(Exercise goal): Without the pictures, give the entries below again exactly as written.

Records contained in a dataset
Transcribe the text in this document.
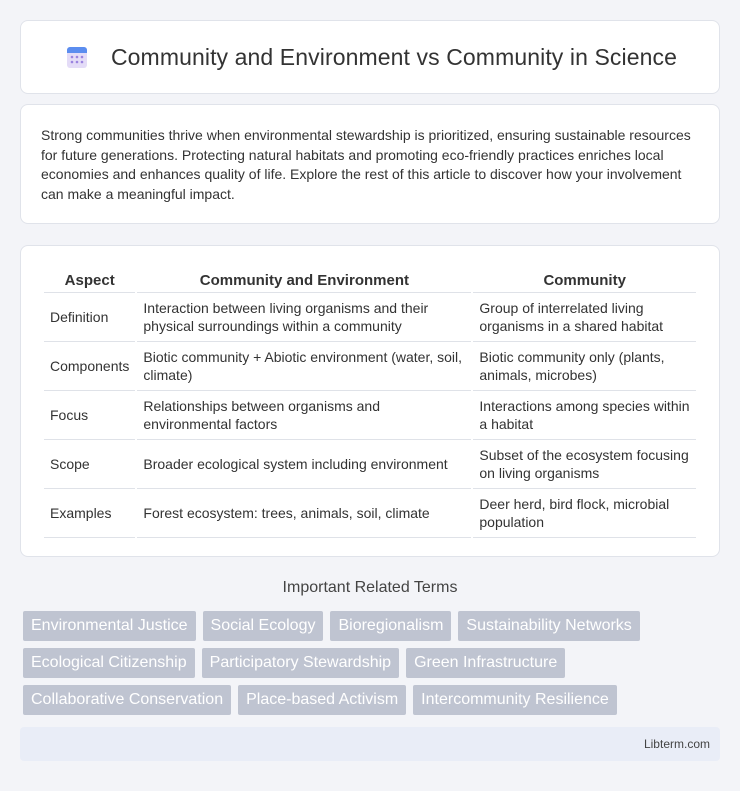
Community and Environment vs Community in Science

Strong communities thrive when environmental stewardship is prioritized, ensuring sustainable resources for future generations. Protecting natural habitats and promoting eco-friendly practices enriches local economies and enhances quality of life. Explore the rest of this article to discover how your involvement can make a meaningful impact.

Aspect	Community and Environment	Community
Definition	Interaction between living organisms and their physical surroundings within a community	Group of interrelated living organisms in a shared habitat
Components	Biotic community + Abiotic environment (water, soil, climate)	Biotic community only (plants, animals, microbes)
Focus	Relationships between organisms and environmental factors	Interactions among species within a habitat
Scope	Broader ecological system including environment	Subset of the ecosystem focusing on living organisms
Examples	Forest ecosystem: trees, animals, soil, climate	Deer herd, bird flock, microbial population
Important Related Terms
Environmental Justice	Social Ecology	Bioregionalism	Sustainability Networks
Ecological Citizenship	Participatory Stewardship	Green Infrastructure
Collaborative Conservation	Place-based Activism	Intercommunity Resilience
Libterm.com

(Result of the exercise):
Transcribe the text in this document.
Community and Environment vs Community in Science

Strong communities thrive when environmental stewardship is prioritized, ensuring sustainable resources for future generations. Protecting natural habitats and promoting eco-friendly practices enriches local economies and enhances quality of life. Explore the rest of this article to discover how your involvement can make a meaningful impact.

Aspect	Community and Environment	Community
Definition	Interaction between living organisms and their physical surroundings within a community	Group of interrelated living organisms in a shared habitat
Components	Biotic community + Abiotic environment (water, soil, climate)	Biotic community only (plants, animals, microbes)
Focus	Relationships between organisms and environmental factors	Interactions among species within a habitat
Scope	Broader ecological system including environment	Subset of the ecosystem focusing on living organisms
Examples	Forest ecosystem: trees, animals, soil, climate	Deer herd, bird flock, microbial population
Important Related Terms
Environmental Justice	Social Ecology	Bioregionalism	Sustainability Networks
Ecological Citizenship	Participatory Stewardship	Green Infrastructure
Collaborative Conservation	Place-based Activism	Intercommunity Resilience
Libterm.com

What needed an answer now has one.